_Do this_: Reproduce the listing below exactly, minus its pictures.
***** Records for processing *****
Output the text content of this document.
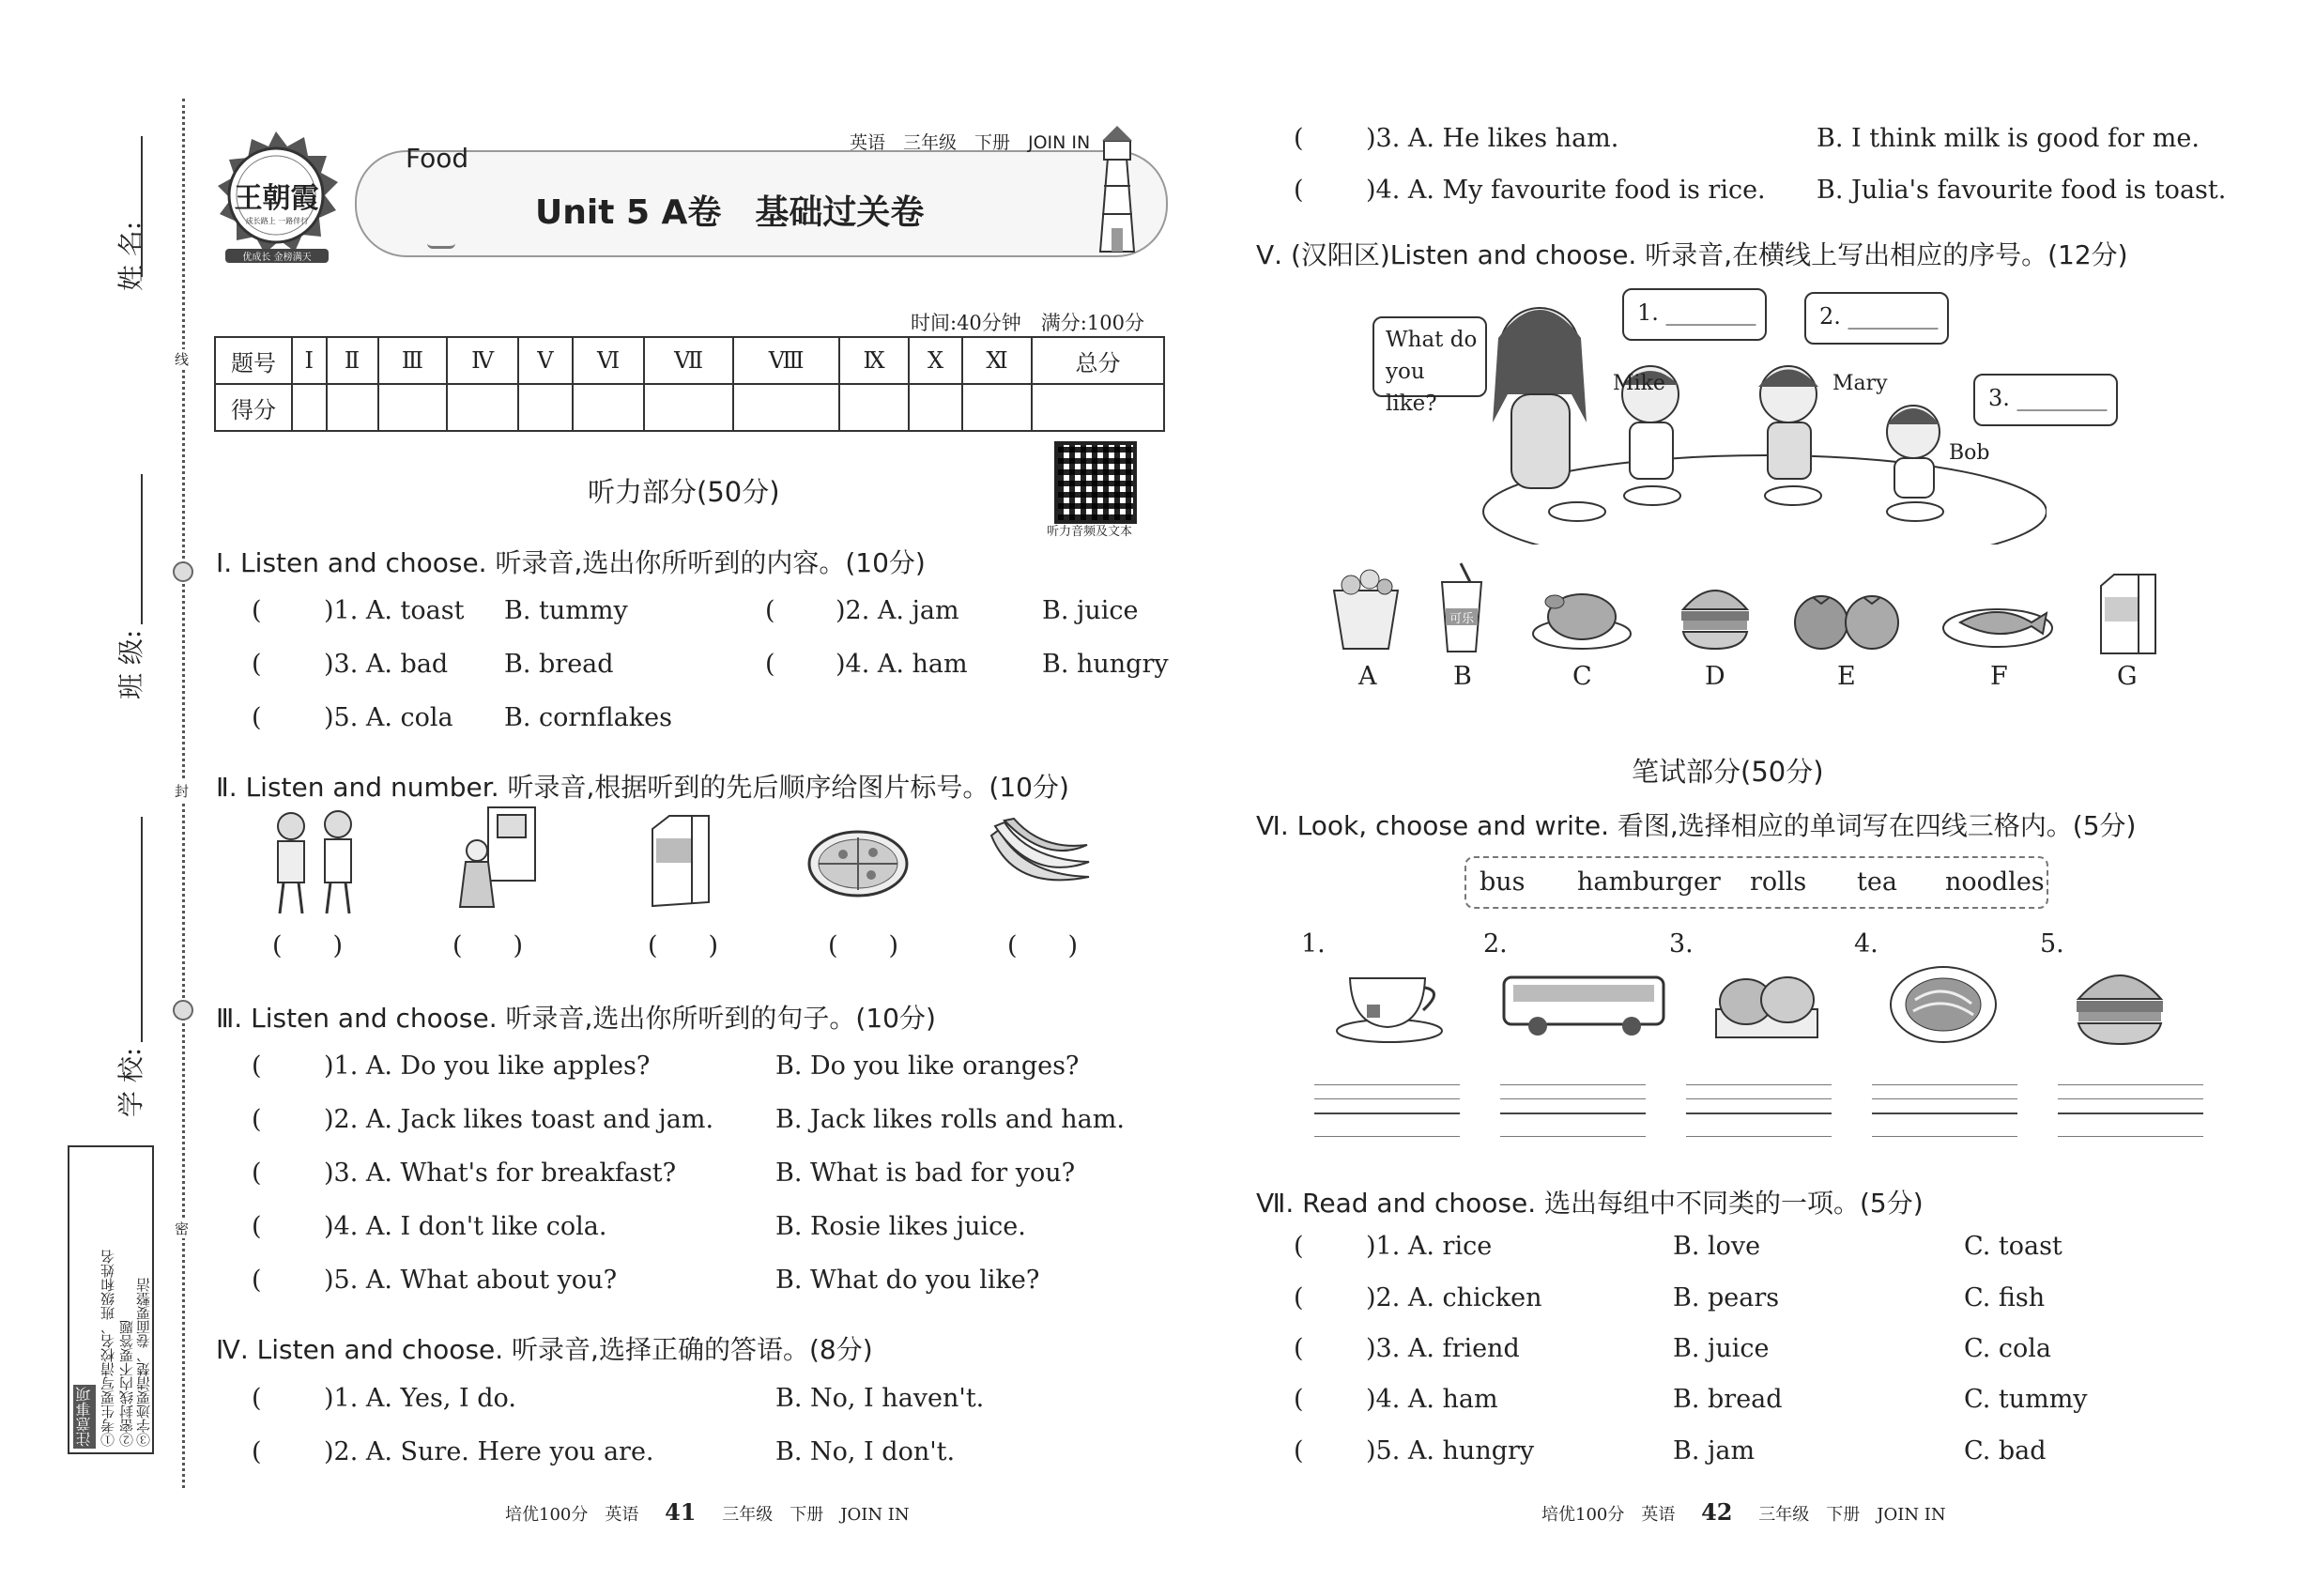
姓 名:
班 级:
学 校:
线
封
密
注意事项 ①考生要写清校名、班级和姓名 ②密封线内不要答题 ③字迹要清楚、卷面要整洁
王朝霞
成长路上 一路伴行
优成长 金榜满天
Food	英语　三年级　下册　JOIN IN
Unit 5 A卷　基础过关卷
时间:40分钟　满分:100分
题号	Ⅰ	Ⅱ	Ⅲ	Ⅳ	Ⅴ	Ⅵ	Ⅶ	Ⅷ	Ⅸ	Ⅹ	Ⅺ	总分
得分												
听力部分(50分)
听力音频及文本
Ⅰ. Listen and choose. 听录音,选出你所听到的内容。(10分)
( )1. A. toast B. tummy	( )2. A. jam	B. juice
( )3. A. bad B. bread	( )4. A. ham	B. hungry
( )5. A. cola B. cornflakes
Ⅱ. Listen and number. 听录音,根据听到的先后顺序给图片标号。(10分)
(　　)	(　　)	(　　)	(　　)	(　　)
Ⅲ. Listen and choose. 听录音,选出你所听到的句子。(10分)
( )1. A. Do you like apples?	B. Do you like oranges?
( )2. A. Jack likes toast and jam. B. Jack likes rolls and ham.
( )3. A. What's for breakfast?	B. What is bad for you?
( )4. A. I don't like cola.	B. Rosie likes juice.
( )5. A. What about you?	B. What do you like?
Ⅳ. Listen and choose. 听录音,选择正确的答语。(8分)
( )1. A. Yes, I do.	B. No, I haven't.
( )2. A. Sure. Here you are.	B. No, I don't.
培优100分　英语 41 三年级　下册　JOIN IN
( )3. A. He likes ham.	B. I think milk is good for me.
( )4. A. My favourite food is rice. B. Julia's favourite food is toast.
Ⅴ. (汉阳区)Listen and choose. 听录音,在横线上写出相应的序号。(12分)
What do you like?
1. ________	2. ________
3. ________
Mike	Mary
Bob
可乐
A	B	C	D	E	F	G
笔试部分(50分)
Ⅵ. Look, choose and write. 看图,选择相应的单词写在四线三格内。(5分)
bus hamburger rolls tea noodles
1.	2.	3.	4.	5.
Ⅶ. Read and choose. 选出每组中不同类的一项。(5分)
( )1. A. rice	B. love	C. toast
( )2. A. chicken	B. pears	C. fish
( )3. A. friend	B. juice	C. cola
( )4. A. ham	B. bread	C. tummy
( )5. A. hungry	B. jam	C. bad
培优100分　英语 42 三年级　下册　JOIN IN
*****
_Problem solution_:
Output the text content of this document.
姓 名:
班 级:
学 校:
线
封
密
注意事项 ①考生要写清校名、班级和姓名 ②密封线内不要答题 ③字迹要清楚、卷面要整洁
王朝霞
成长路上 一路伴行
优成长 金榜满天
Food	英语　三年级　下册　JOIN IN
Unit 5 A卷　基础过关卷
时间:40分钟　满分:100分
题号	Ⅰ	Ⅱ	Ⅲ	Ⅳ	Ⅴ	Ⅵ	Ⅶ	Ⅷ	Ⅸ	Ⅹ	Ⅺ	总分
得分												
听力部分(50分)
听力音频及文本
Ⅰ. Listen and choose. 听录音,选出你所听到的内容。(10分)
( )1. A. toast B. tummy	( )2. A. jam	B. juice
( )3. A. bad B. bread	( )4. A. ham	B. hungry
( )5. A. cola B. cornflakes
Ⅱ. Listen and number. 听录音,根据听到的先后顺序给图片标号。(10分)
(　　)	(　　)	(　　)	(　　)	(　　)
Ⅲ. Listen and choose. 听录音,选出你所听到的句子。(10分)
( )1. A. Do you like apples?	B. Do you like oranges?
( )2. A. Jack likes toast and jam. B. Jack likes rolls and ham.
( )3. A. What's for breakfast?	B. What is bad for you?
( )4. A. I don't like cola.	B. Rosie likes juice.
( )5. A. What about you?	B. What do you like?
Ⅳ. Listen and choose. 听录音,选择正确的答语。(8分)
( )1. A. Yes, I do.	B. No, I haven't.
( )2. A. Sure. Here you are.	B. No, I don't.
培优100分　英语 41 三年级　下册　JOIN IN
( )3. A. He likes ham.	B. I think milk is good for me.
( )4. A. My favourite food is rice. B. Julia's favourite food is toast.
Ⅴ. (汉阳区)Listen and choose. 听录音,在横线上写出相应的序号。(12分)
What do you like?
1. ________	2. ________
3. ________
Mike	Mary
Bob
可乐
A	B	C	D	E	F	G
笔试部分(50分)
Ⅵ. Look, choose and write. 看图,选择相应的单词写在四线三格内。(5分)
bus hamburger rolls tea noodles
1.	2.	3.	4.	5.
Ⅶ. Read and choose. 选出每组中不同类的一项。(5分)
( )1. A. rice	B. love	C. toast
( )2. A. chicken	B. pears	C. fish
( )3. A. friend	B. juice	C. cola
( )4. A. ham	B. bread	C. tummy
( )5. A. hungry	B. jam	C. bad
培优100分　英语 42 三年级　下册　JOIN IN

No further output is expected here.